• **Work required**
Copy all of the rows below character for character, and leave the pictures out of your answer.

• **Input for this task**
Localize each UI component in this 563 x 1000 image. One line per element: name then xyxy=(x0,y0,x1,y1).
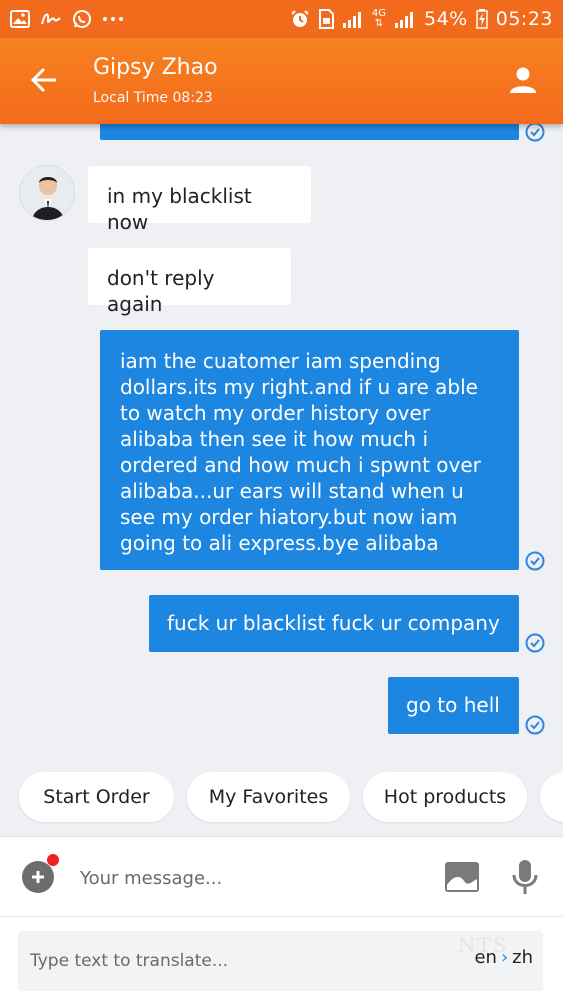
incoming-message-1-text: in my blacklist now xyxy=(107,184,252,234)
clock: 05:23 xyxy=(495,8,553,30)
send-image-button[interactable] xyxy=(444,861,480,893)
data-arrows-icon: ⇅ xyxy=(374,18,384,29)
signal-strength-2-icon xyxy=(394,10,416,28)
contact-local-time: Local Time 08:23 xyxy=(93,90,213,106)
source-language: en xyxy=(474,947,497,968)
avatar-image xyxy=(20,166,74,220)
back-arrow-icon xyxy=(30,67,56,93)
notification-dot xyxy=(47,854,59,866)
target-language: zh xyxy=(512,947,533,968)
quick-reply-label: Hot products xyxy=(383,786,507,808)
contact-name: Gipsy Zhao xyxy=(93,55,218,80)
image-icon xyxy=(445,862,479,892)
quick-reply-label: Start Order xyxy=(43,786,150,808)
battery-charging-icon xyxy=(475,9,488,29)
outgoing-message-2-text: fuck ur blacklist fuck ur company xyxy=(167,611,500,635)
read-check-icon xyxy=(525,633,545,653)
contact-profile-button[interactable] xyxy=(505,62,541,98)
outgoing-message-3-text: go to hell xyxy=(406,693,500,717)
back-button[interactable] xyxy=(26,62,62,98)
add-attachment-button[interactable] xyxy=(22,861,54,893)
translate-input[interactable] xyxy=(30,946,430,976)
quick-reply-partial[interactable] xyxy=(540,772,563,822)
translate-bar: NTS en › zh xyxy=(0,916,563,1000)
plus-icon xyxy=(32,871,44,883)
sim-card-icon xyxy=(318,9,334,29)
outgoing-message-1: iam the cuatomer iam spending dollars.it… xyxy=(100,330,519,570)
incoming-message-2: don't reply again xyxy=(88,248,291,316)
status-right: 4G ⇅ 54% 05:23 xyxy=(290,8,553,30)
message-composer xyxy=(0,836,563,916)
whatsapp-notification-icon xyxy=(72,9,92,29)
quick-reply-start-order[interactable]: Start Order xyxy=(19,772,174,822)
signal-strength-icon xyxy=(342,10,364,28)
signature-notification-icon xyxy=(40,10,62,28)
incoming-message-1: in my blacklist now xyxy=(88,166,311,234)
quick-reply-my-favorites[interactable]: My Favorites xyxy=(187,772,350,822)
quick-reply-label: My Favorites xyxy=(208,786,329,808)
outgoing-message-1-text: iam the cuatomer iam spending dollars.it… xyxy=(120,349,481,555)
status-left xyxy=(10,9,124,29)
read-check-icon xyxy=(525,715,545,735)
microphone-icon xyxy=(512,860,538,894)
gallery-notification-icon xyxy=(10,10,30,28)
outgoing-message-2: fuck ur blacklist fuck ur company xyxy=(149,595,519,652)
quick-reply-hot-products[interactable]: Hot products xyxy=(363,772,527,822)
read-check-icon xyxy=(525,122,545,142)
chevron-right-icon: › xyxy=(500,947,509,968)
incoming-message-2-text: don't reply again xyxy=(107,266,215,316)
language-switch-button[interactable]: en › zh xyxy=(474,947,533,968)
chat-screen: 4G ⇅ 54% 05:23 Gipsy Zhao Local Time 08:… xyxy=(0,0,563,1000)
battery-percent: 54% xyxy=(424,8,468,30)
voice-input-button[interactable] xyxy=(511,859,539,895)
quick-replies: Start Order My Favorites Hot products xyxy=(0,772,563,824)
alarm-icon xyxy=(290,9,310,29)
outgoing-message-3: go to hell xyxy=(388,677,519,734)
chat-header: Gipsy Zhao Local Time 08:23 xyxy=(0,38,563,124)
status-bar: 4G ⇅ 54% 05:23 xyxy=(0,0,563,38)
contact-avatar[interactable] xyxy=(19,165,75,221)
more-notifications-icon xyxy=(102,16,124,22)
network-type-icon: 4G ⇅ xyxy=(372,9,386,29)
translate-box: NTS en › zh xyxy=(18,931,543,991)
read-check-icon xyxy=(525,551,545,571)
message-input[interactable] xyxy=(80,863,420,893)
person-icon xyxy=(510,67,536,93)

• **Result**
Localize each UI component in this 563 x 1000 image. One line per element: name then xyxy=(x0,y0,x1,y1).
incoming-message-1-text: in my blacklist now xyxy=(107,184,252,234)
clock: 05:23 xyxy=(495,8,553,30)
send-image-button[interactable] xyxy=(444,861,480,893)
data-arrows-icon: ⇅ xyxy=(374,18,384,29)
signal-strength-2-icon xyxy=(394,10,416,28)
contact-local-time: Local Time 08:23 xyxy=(93,90,213,106)
source-language: en xyxy=(474,947,497,968)
avatar-image xyxy=(20,166,74,220)
back-arrow-icon xyxy=(30,67,56,93)
notification-dot xyxy=(47,854,59,866)
target-language: zh xyxy=(512,947,533,968)
quick-reply-label: Hot products xyxy=(383,786,507,808)
contact-name: Gipsy Zhao xyxy=(93,55,218,80)
image-icon xyxy=(445,862,479,892)
quick-reply-label: Start Order xyxy=(43,786,150,808)
battery-charging-icon xyxy=(475,9,488,29)
outgoing-message-2-text: fuck ur blacklist fuck ur company xyxy=(167,611,500,635)
read-check-icon xyxy=(525,633,545,653)
contact-profile-button[interactable] xyxy=(505,62,541,98)
outgoing-message-3-text: go to hell xyxy=(406,693,500,717)
back-button[interactable] xyxy=(26,62,62,98)
add-attachment-button[interactable] xyxy=(22,861,54,893)
translate-input[interactable] xyxy=(30,946,430,976)
quick-reply-partial[interactable] xyxy=(540,772,563,822)
translate-bar: NTS en › zh xyxy=(0,916,563,1000)
plus-icon xyxy=(32,871,44,883)
sim-card-icon xyxy=(318,9,334,29)
outgoing-message-1: iam the cuatomer iam spending dollars.it… xyxy=(100,330,519,570)
incoming-message-2: don't reply again xyxy=(88,248,291,316)
status-right: 4G ⇅ 54% 05:23 xyxy=(290,8,553,30)
message-composer xyxy=(0,836,563,916)
whatsapp-notification-icon xyxy=(72,9,92,29)
quick-reply-start-order[interactable]: Start Order xyxy=(19,772,174,822)
signal-strength-icon xyxy=(342,10,364,28)
signature-notification-icon xyxy=(40,10,62,28)
incoming-message-1: in my blacklist now xyxy=(88,166,311,234)
quick-reply-my-favorites[interactable]: My Favorites xyxy=(187,772,350,822)
quick-reply-label: My Favorites xyxy=(208,786,329,808)
outgoing-message-1-text: iam the cuatomer iam spending dollars.it… xyxy=(120,349,481,555)
status-left xyxy=(10,9,124,29)
read-check-icon xyxy=(525,715,545,735)
microphone-icon xyxy=(512,860,538,894)
gallery-notification-icon xyxy=(10,10,30,28)
outgoing-message-2: fuck ur blacklist fuck ur company xyxy=(149,595,519,652)
quick-reply-hot-products[interactable]: Hot products xyxy=(363,772,527,822)
read-check-icon xyxy=(525,122,545,142)
chevron-right-icon: › xyxy=(500,947,509,968)
incoming-message-2-text: don't reply again xyxy=(107,266,215,316)
language-switch-button[interactable]: en › zh xyxy=(474,947,533,968)
chat-screen: 4G ⇅ 54% 05:23 Gipsy Zhao Local Time 08:… xyxy=(0,0,563,1000)
battery-percent: 54% xyxy=(424,8,468,30)
voice-input-button[interactable] xyxy=(511,859,539,895)
quick-replies: Start Order My Favorites Hot products xyxy=(0,772,563,824)
alarm-icon xyxy=(290,9,310,29)
outgoing-message-3: go to hell xyxy=(388,677,519,734)
chat-header: Gipsy Zhao Local Time 08:23 xyxy=(0,38,563,124)
status-bar: 4G ⇅ 54% 05:23 xyxy=(0,0,563,38)
contact-avatar[interactable] xyxy=(19,165,75,221)
more-notifications-icon xyxy=(102,16,124,22)
network-type-icon: 4G ⇅ xyxy=(372,9,386,29)
translate-box: NTS en › zh xyxy=(18,931,543,991)
read-check-icon xyxy=(525,551,545,571)
message-input[interactable] xyxy=(80,863,420,893)
person-icon xyxy=(510,67,536,93)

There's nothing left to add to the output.